++++ Record set

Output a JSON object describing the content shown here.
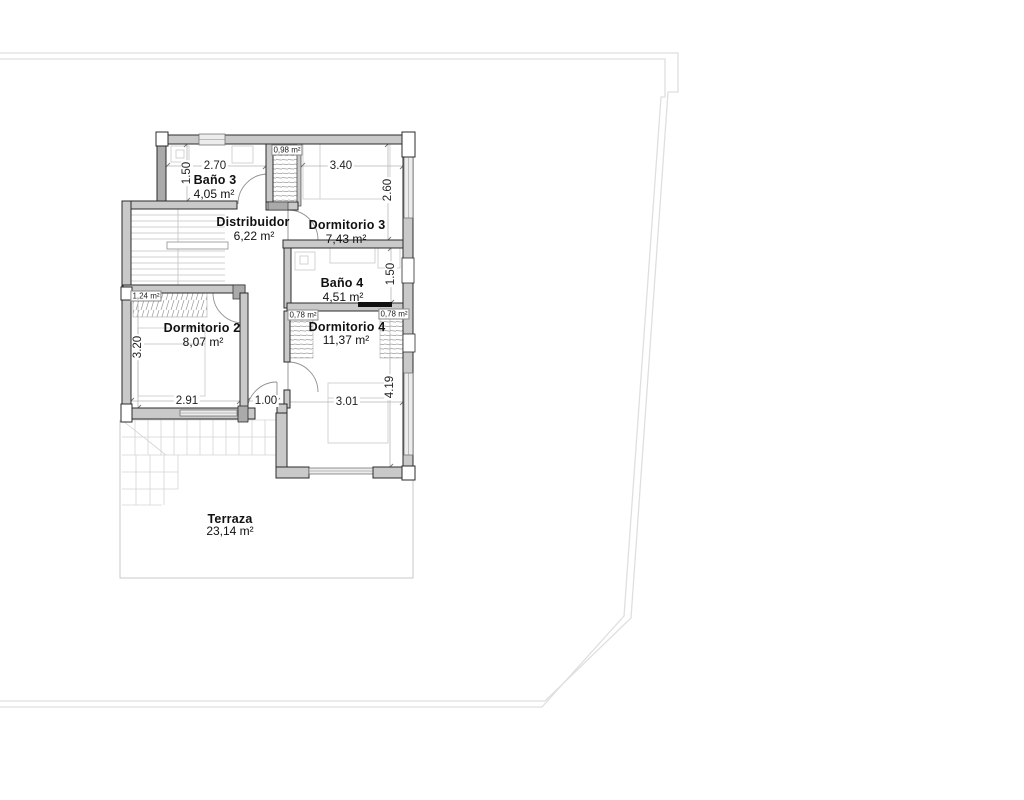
{
  "plan_title": "floor-plan-upper-level",
  "colors": {
    "wall_fill": "#c9c9c9",
    "wall_dark": "#aaaaaa",
    "wall_stroke": "#2b2b2b",
    "window_fill": "#ececec",
    "boundary": "#dfdfdf",
    "furniture": "#cfcfcf",
    "hatch": "#9a9a9a",
    "dim_line": "#b5b5b5",
    "text": "#111111"
  },
  "rooms": [
    {
      "id": "bano3",
      "name": "Baño 3",
      "area": "4,05 m²"
    },
    {
      "id": "distribuidor",
      "name": "Distribuidor",
      "area": "6,22 m²"
    },
    {
      "id": "dormitorio3",
      "name": "Dormitorio 3",
      "area": "7,43 m²"
    },
    {
      "id": "bano4",
      "name": "Baño 4",
      "area": "4,51 m²"
    },
    {
      "id": "dormitorio2",
      "name": "Dormitorio 2",
      "area": "8,07 m²"
    },
    {
      "id": "dormitorio4",
      "name": "Dormitorio 4",
      "area": "11,37 m²"
    },
    {
      "id": "terraza",
      "name": "Terraza",
      "area": "23,14 m²"
    }
  ],
  "closets": {
    "bano3_closet": "0,98 m²",
    "dorm2_closet": "1,24 m²",
    "dorm4_closet_left": "0,78 m²",
    "dorm4_closet_right": "0,78 m²"
  },
  "dimensions": {
    "bano3_w": "2.70",
    "bano3_h": "1.50",
    "dorm3_w": "3.40",
    "dorm3_h": "2.60",
    "bano4_h": "1.50",
    "dorm2_h": "3.20",
    "dorm2_w": "2.91",
    "entry_w": "1.00",
    "dorm4_w": "3.01",
    "dorm4_h": "4.19"
  }
}
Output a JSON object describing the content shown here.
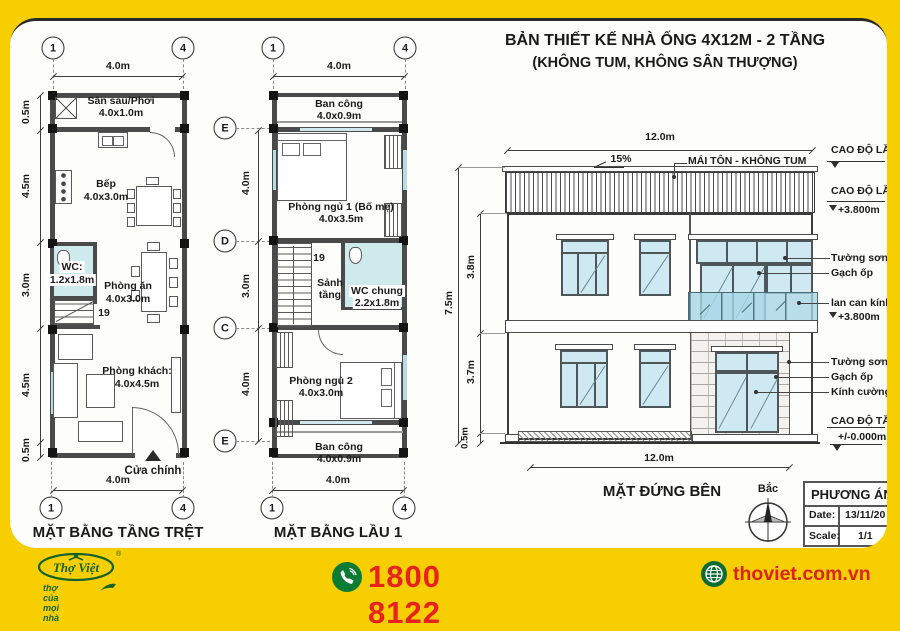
{
  "header": {
    "title_line1": "BẢN THIẾT KẾ NHÀ ỐNG 4X12M - 2 TẦNG",
    "title_line2": "(KHÔNG TUM, KHÔNG SÂN THƯỢNG)"
  },
  "ground_plan": {
    "title": "MẶT BẰNG TẦNG TRỆT",
    "grid_cols": [
      "1",
      "4"
    ],
    "dim_width": "4.0m",
    "dims_left": [
      "0.5m",
      "4.5m",
      "3.0m",
      "4.5m",
      "0.5m"
    ],
    "rooms": {
      "laundry": {
        "name": "Sân sau/Phơi",
        "size": "4.0x1.0m"
      },
      "kitchen": {
        "name": "Bếp",
        "size": "4.0x3.0m"
      },
      "wc": {
        "name": "WC:",
        "size": "1.2x1.8m"
      },
      "dining": {
        "name": "Phòng ăn",
        "size": "4.0x3.0m"
      },
      "living": {
        "name": "Phòng khách:",
        "size": "4.0x4.5m"
      }
    },
    "stair_count": "19",
    "main_door": "Cửa chính"
  },
  "floor1_plan": {
    "title": "MẶT BẰNG LẦU 1",
    "grid_cols": [
      "1",
      "4"
    ],
    "grid_rows": [
      "E",
      "D",
      "C",
      "E"
    ],
    "dim_width": "4.0m",
    "dims_left": [
      "4.0m",
      "3.0m",
      "4.0m"
    ],
    "rooms": {
      "balcony_top": {
        "name": "Ban công",
        "size": "4.0x0.9m"
      },
      "bedroom1": {
        "name": "Phòng ngủ 1 (Bố mẹ)",
        "size": "4.0x3.5m"
      },
      "hall": {
        "name": "Sảnh tầng"
      },
      "wc": {
        "name": "WC chung",
        "size": "2.2x1.8m"
      },
      "bedroom2": {
        "name": "Phòng ngủ 2",
        "size": "4.0x3.0m"
      },
      "balcony_bottom": {
        "name": "Ban công",
        "size": "4.0x0.9m"
      }
    },
    "stair_count": "19"
  },
  "elevation": {
    "title": "MẶT ĐỨNG BÊN",
    "dim_width_top": "12.0m",
    "dim_width_bottom": "12.0m",
    "roof_slope": "15%",
    "roof_label": "MÁI TÔN - KHÔNG TUM",
    "dims_left": [
      "7.5m",
      "3.8m",
      "3.7m",
      "0.5m"
    ],
    "levels": {
      "floor2": "CAO ĐỘ LẦU 2",
      "floor1": "CAO ĐỘ LẦU 1",
      "floor1_value": "+3.800m",
      "rail_value": "+3.800m",
      "ground": "CAO ĐỘ TẦNG TRỆT",
      "ground_value": "+/-0.000m"
    },
    "callouts": {
      "wall_paint_upper": "Tường sơn",
      "tiles_upper": "Gạch ốp",
      "glass_railing": "lan can kính",
      "wall_paint_lower": "Tường sơn",
      "tiles_lower": "Gạch ốp",
      "tempered_glass": "Kính cường lực"
    },
    "compass_north": "Bắc",
    "title_block": {
      "title": "PHƯƠNG ÁN",
      "date_label": "Date:",
      "date_value": "13/11/20",
      "scale_label": "Scale:",
      "scale_value": "1/1"
    }
  },
  "footer": {
    "brand": "Thợ Việt",
    "registered": "®",
    "tagline": "thợ của mọi nhà",
    "phone": "1800 8122",
    "website": "thoviet.com.vn"
  },
  "colors": {
    "frame_yellow": "#F7CE00",
    "accent_red": "#E7221D",
    "brand_green": "#14632B",
    "glass_blue": "#CFE9F2"
  }
}
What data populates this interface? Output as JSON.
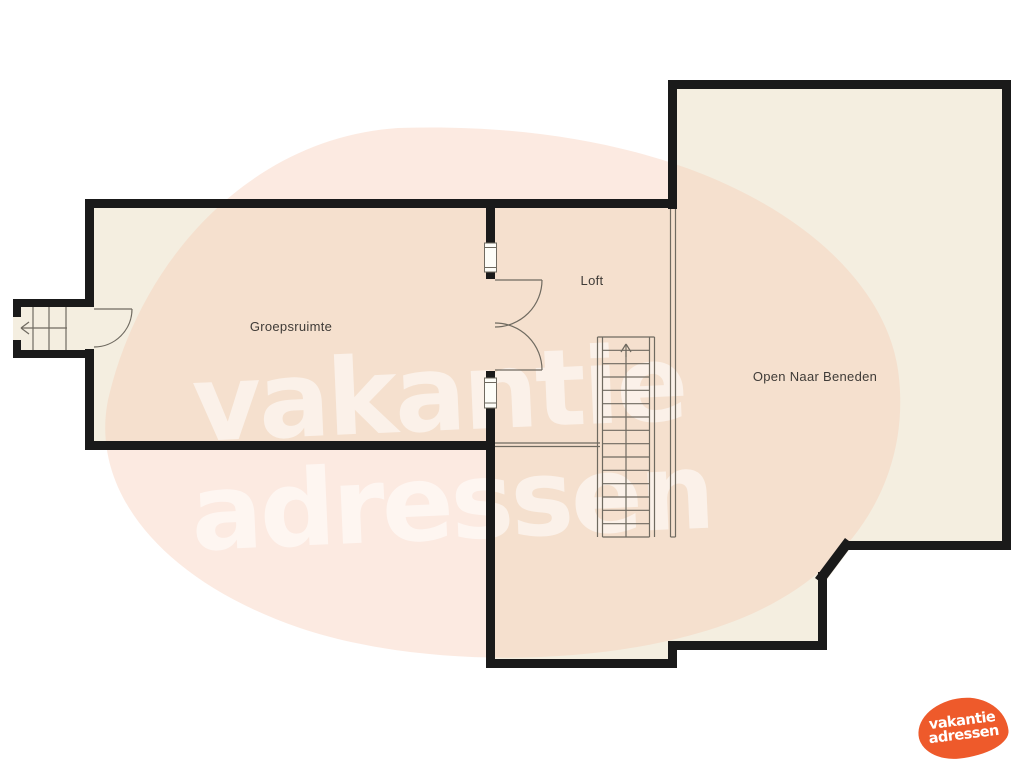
{
  "page": {
    "type": "floorplan-upper-level"
  },
  "rooms": {
    "groepsruimte": "Groepsruimte",
    "loft": "Loft",
    "open_naar_beneden": "Open Naar Beneden"
  },
  "watermark": {
    "line1": "vakantie",
    "line2": "adressen"
  },
  "logo": {
    "line1": "vakantie",
    "line2": "adressen"
  },
  "colors": {
    "background": "#ffffff",
    "wall": "#1a1a1a",
    "floor": "#f4eee0",
    "thin_line": "#6f6a60",
    "window_fill": "#fdfdf8",
    "watermark_blob": "#f7cbb4",
    "watermark_text": "#ffffff",
    "label_text": "#3f3b37",
    "logo_orange": "#ee5a2b",
    "logo_text": "#ffffff"
  },
  "icons": {
    "stairs-up-arrow": "↑",
    "exit-left-arrow": "←"
  }
}
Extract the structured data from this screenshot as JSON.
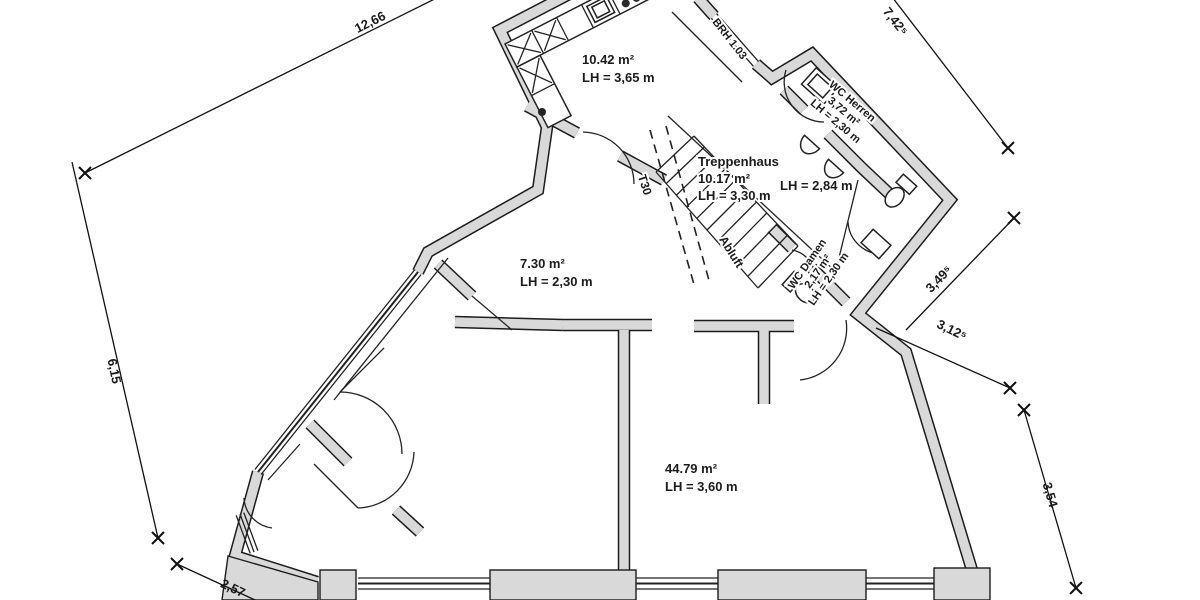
{
  "drawing": {
    "kind": "architectural floor plan (scanned, German annotations)",
    "colors": {
      "paper": "#ffffff",
      "wall_fill": "#d9d9d9",
      "line": "#1c1c1c"
    }
  },
  "rooms": {
    "kitchen": {
      "area": "10.42 m²",
      "height": "LH = 3,65 m"
    },
    "treppenhaus": {
      "name": "Treppenhaus",
      "area": "10.17 m²",
      "height": "LH = 3,30 m"
    },
    "hall": {
      "height": "LH = 2,84 m"
    },
    "wc_herren": {
      "name": "WC Herren",
      "area": "3,72 m²",
      "height": "LH = 2,30 m"
    },
    "wc_damen": {
      "name": "WC Damen",
      "area": "2,17 m²",
      "height": "LH = 2,30 m"
    },
    "room_small": {
      "area": "7.30 m²",
      "height": "LH = 2,30 m"
    },
    "main_room": {
      "area": "44.79 m²",
      "height": "LH = 3,60 m"
    }
  },
  "annotations": {
    "window_sill": "BRH 1.03",
    "fire_door": "T30",
    "exhaust": "Abluft"
  },
  "dimensions": {
    "top_left": "12,66",
    "left": "6,15",
    "bottom_left": "2,57",
    "top_right": "7,42⁵",
    "right_upper": "3,49⁵",
    "right_mid": "3,12⁵",
    "right_lower": "3,54"
  }
}
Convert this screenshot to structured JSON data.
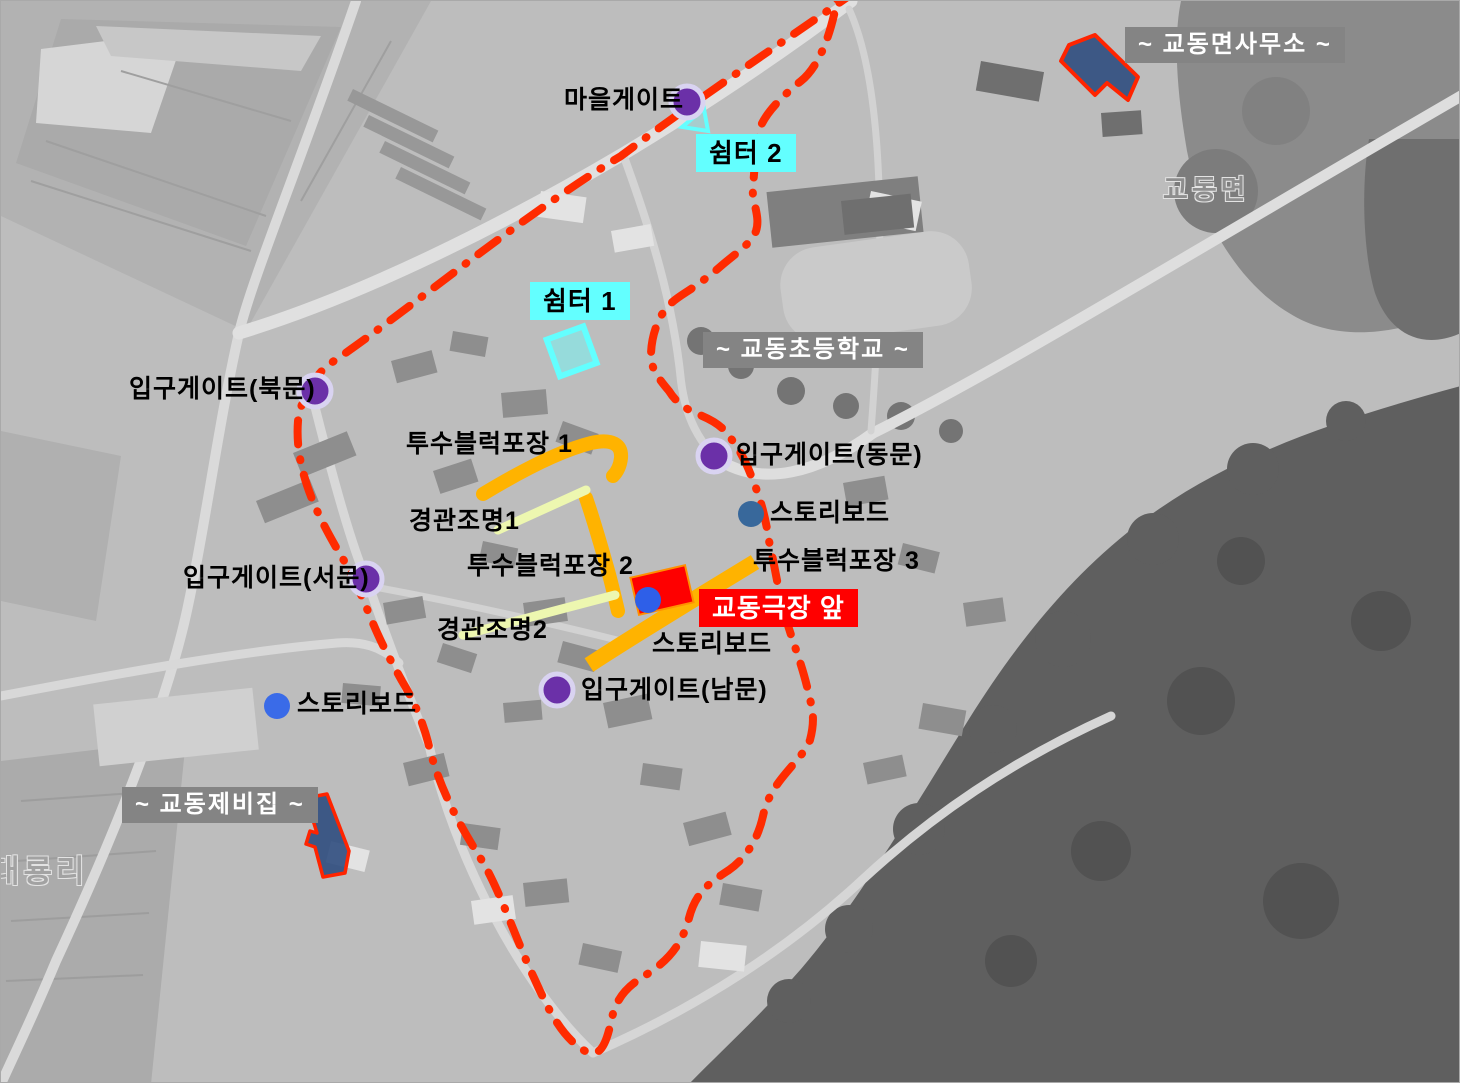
{
  "base_map": {
    "place_labels": {
      "village_name": "대룡리",
      "town_name": "교동면"
    }
  },
  "landmarks": {
    "myeon_office": "~ 교동면사무소 ~",
    "elementary_school": "~ 교동초등학교 ~",
    "jebi_house": "~ 교동제비집 ~"
  },
  "highlight": {
    "theater_front": "교동극장 앞"
  },
  "shelters": [
    {
      "id": "shelter-1",
      "text": "쉼터 1"
    },
    {
      "id": "shelter-2",
      "text": "쉼터 2"
    }
  ],
  "gates": [
    {
      "id": "village-gate",
      "text": "마을게이트"
    },
    {
      "id": "north-gate",
      "text": "입구게이트(북문)"
    },
    {
      "id": "east-gate",
      "text": "입구게이트(동문)"
    },
    {
      "id": "west-gate",
      "text": "입구게이트(서문)"
    },
    {
      "id": "south-gate",
      "text": "입구게이트(남문)"
    }
  ],
  "pavements": [
    {
      "id": "pavement-1",
      "text": "투수블럭포장 1"
    },
    {
      "id": "pavement-2",
      "text": "투수블럭포장 2"
    },
    {
      "id": "pavement-3",
      "text": "투수블럭포장 3"
    }
  ],
  "lighting": [
    {
      "id": "lighting-1",
      "text": "경관조명1"
    },
    {
      "id": "lighting-2",
      "text": "경관조명2"
    }
  ],
  "storyboards": [
    {
      "id": "storyboard-east",
      "text": "스토리보드"
    },
    {
      "id": "storyboard-center",
      "text": "스토리보드"
    },
    {
      "id": "storyboard-west",
      "text": "스토리보드"
    }
  ],
  "colors": {
    "boundary_line": "#ff2b00",
    "pavement_path": "#ffb300",
    "lighting_line": "#edf7b0",
    "gate_dot": "#6b30a8",
    "gate_dot_ring": "#d9d3f1",
    "storyboard_dot_blue": "#3a6be8",
    "storyboard_dot_steel": "#38689b",
    "shelter_cyan": "#63ffff",
    "landmark_box_gray": "#848484",
    "highlight_box_red": "#ff0000",
    "marked_building_fill": "#2f4c7e",
    "marked_building_outline": "#ff2400"
  }
}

++++++++

Report how many lines above hold the string "Gạch", giving nothing but the number.

**Answer to this exercise**.
2